- DIRECTIONS FOR THIS TASK:
Copy all the entries word for word, but omit the pictures.

━━━

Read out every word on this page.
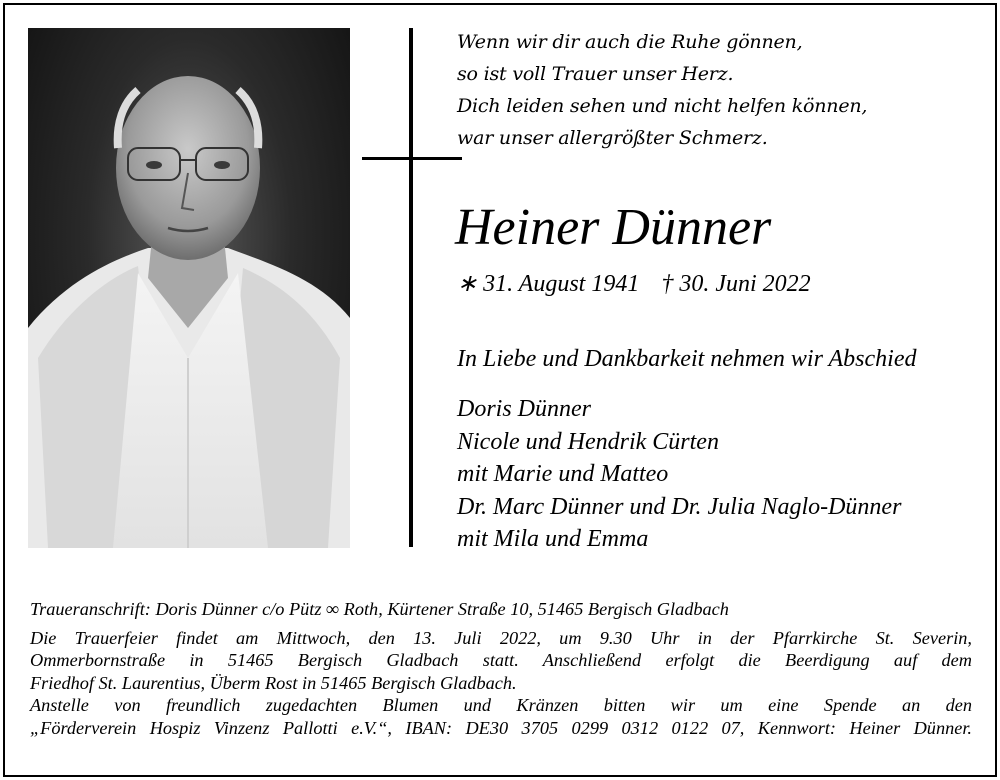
Wenn wir dir auch die Ruhe gönnen,
so ist voll Trauer unser Herz.
Dich leiden sehen und nicht helfen können,
war unser allergrößter Schmerz.
Heiner Dünner
∗ 31. August 1941 † 30. Juni 2022
In Liebe und Dankbarkeit nehmen wir Abschied
Doris Dünner
Nicole und Hendrik Cürten
mit Marie und Matteo
Dr. Marc Dünner und Dr. Julia Naglo-Dünner
mit Mila und Emma
Traueranschrift: Doris Dünner c/o Pütz ∞ Roth, Kürtener Straße 10, 51465 Bergisch Gladbach
Die Trauerfeier findet am Mittwoch, den 13. Juli 2022, um 9.30 Uhr in der Pfarrkirche St. Severin,
Ommerbornstraße in 51465 Bergisch Gladbach statt. Anschließend erfolgt die Beerdigung auf dem
Friedhof St. Laurentius, Überm Rost in 51465 Bergisch Gladbach.
Anstelle von freundlich zugedachten Blumen und Kränzen bitten wir um eine Spende an den
„Förderverein Hospiz Vinzenz Pallotti e.V.“, IBAN: DE30 3705 0299 0312 0122 07, Kennwort: Heiner Dünner.
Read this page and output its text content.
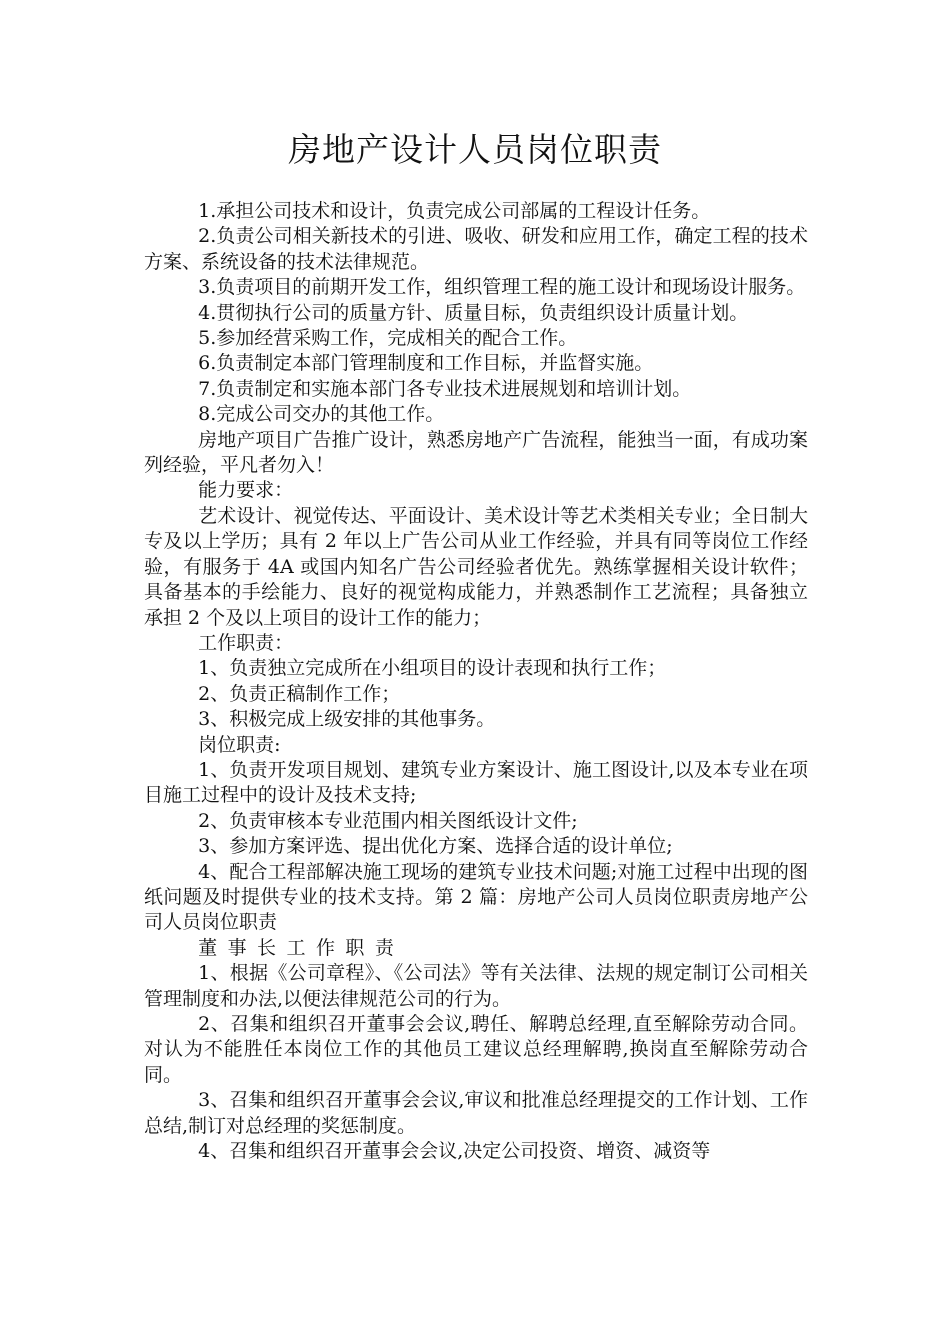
房地产设计人员岗位职责

1.承担公司技术和设计，负责完成公司部属的工程设计任务。

2.负责公司相关新技术的引进、吸收、研发和应用工作，确定工程的技术方案、系统设备的技术法律规范。

3.负责项目的前期开发工作，组织管理工程的施工设计和现场设计服务。

4.贯彻执行公司的质量方针、质量目标，负责组织设计质量计划。

5.参加经营采购工作，完成相关的配合工作。

6.负责制定本部门管理制度和工作目标，并监督实施。

7.负责制定和实施本部门各专业技术进展规划和培训计划。

8.完成公司交办的其他工作。

房地产项目广告推广设计，熟悉房地产广告流程，能独当一面，有成功案列经验，平凡者勿入！

能力要求：

艺术设计、视觉传达、平面设计、美术设计等艺术类相关专业；全日制大专及以上学历；具有 2 年以上广告公司从业工作经验，并具有同等岗位工作经验，有服务于 4A 或国内知名广告公司经验者优先。熟练掌握相关设计软件；具备基本的手绘能力、良好的视觉构成能力，并熟悉制作工艺流程；具备独立承担 2 个及以上项目的设计工作的能力；

工作职责：

1、负责独立完成所在小组项目的设计表现和执行工作；

2、负责正稿制作工作；

3、积极完成上级安排的其他事务。

岗位职责:

1、负责开发项目规划、建筑专业方案设计、施工图设计,以及本专业在项目施工过程中的设计及技术支持;

2、负责审核本专业范围内相关图纸设计文件;

3、参加方案评选、提出优化方案、选择合适的设计单位;

4、配合工程部解决施工现场的建筑专业技术问题;对施工过程中出现的图纸问题及时提供专业的技术支持。第 2 篇：房地产公司人员岗位职责房地产公司人员岗位职责

董事长工作职责

1、根据《公司章程》、《公司法》等有关法律、法规的规定制订公司相关管理制度和办法,以便法律规范公司的行为。

2、召集和组织召开董事会会议,聘任、解聘总经理,直至解除劳动合同。对认为不能胜任本岗位工作的其他员工建议总经理解聘,换岗直至解除劳动合同。

3、召集和组织召开董事会会议,审议和批准总经理提交的工作计划、工作总结,制订对总经理的奖惩制度。

4、召集和组织召开董事会会议,决定公司投资、增资、减资等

━━━

- RESPONSE:
Read out every word on this page.
Wenn wir dir auch die Ruhe gönnen,
so ist voll Trauer unser Herz.
Dich leiden sehen und nicht helfen können,
war unser allergrößter Schmerz.
Heiner Dünner
∗ 31. August 1941 † 30. Juni 2022
In Liebe und Dankbarkeit nehmen wir Abschied
Doris Dünner
Nicole und Hendrik Cürten
mit Marie und Matteo
Dr. Marc Dünner und Dr. Julia Naglo-Dünner
mit Mila und Emma
Traueranschrift: Doris Dünner c/o Pütz ∞ Roth, Kürtener Straße 10, 51465 Bergisch Gladbach
Die Trauerfeier findet am Mittwoch, den 13. Juli 2022, um 9.30 Uhr in der Pfarrkirche St. Severin,
Ommerbornstraße in 51465 Bergisch Gladbach statt. Anschließend erfolgt die Beerdigung auf dem
Friedhof St. Laurentius, Überm Rost in 51465 Bergisch Gladbach.
Anstelle von freundlich zugedachten Blumen und Kränzen bitten wir um eine Spende an den
„Förderverein Hospiz Vinzenz Pallotti e.V.“, IBAN: DE30 3705 0299 0312 0122 07, Kennwort: Heiner Dünner.
Read this page and output its text content.
房地产设计人员岗位职责

1.承担公司技术和设计，负责完成公司部属的工程设计任务。

2.负责公司相关新技术的引进、吸收、研发和应用工作，确定工程的技术方案、系统设备的技术法律规范。

3.负责项目的前期开发工作，组织管理工程的施工设计和现场设计服务。

4.贯彻执行公司的质量方针、质量目标，负责组织设计质量计划。

5.参加经营采购工作，完成相关的配合工作。

6.负责制定本部门管理制度和工作目标，并监督实施。

7.负责制定和实施本部门各专业技术进展规划和培训计划。

8.完成公司交办的其他工作。

房地产项目广告推广设计，熟悉房地产广告流程，能独当一面，有成功案列经验，平凡者勿入！

能力要求：

艺术设计、视觉传达、平面设计、美术设计等艺术类相关专业；全日制大专及以上学历；具有 2 年以上广告公司从业工作经验，并具有同等岗位工作经验，有服务于 4A 或国内知名广告公司经验者优先。熟练掌握相关设计软件；具备基本的手绘能力、良好的视觉构成能力，并熟悉制作工艺流程；具备独立承担 2 个及以上项目的设计工作的能力；

工作职责：

1、负责独立完成所在小组项目的设计表现和执行工作；

2、负责正稿制作工作；

3、积极完成上级安排的其他事务。

岗位职责:

1、负责开发项目规划、建筑专业方案设计、施工图设计,以及本专业在项目施工过程中的设计及技术支持;

2、负责审核本专业范围内相关图纸设计文件;

3、参加方案评选、提出优化方案、选择合适的设计单位;

4、配合工程部解决施工现场的建筑专业技术问题;对施工过程中出现的图纸问题及时提供专业的技术支持。第 2 篇：房地产公司人员岗位职责房地产公司人员岗位职责

董事长工作职责

1、根据《公司章程》、《公司法》等有关法律、法规的规定制订公司相关管理制度和办法,以便法律规范公司的行为。

2、召集和组织召开董事会会议,聘任、解聘总经理,直至解除劳动合同。对认为不能胜任本岗位工作的其他员工建议总经理解聘,换岗直至解除劳动合同。

3、召集和组织召开董事会会议,审议和批准总经理提交的工作计划、工作总结,制订对总经理的奖惩制度。

4、召集和组织召开董事会会议,决定公司投资、增资、减资等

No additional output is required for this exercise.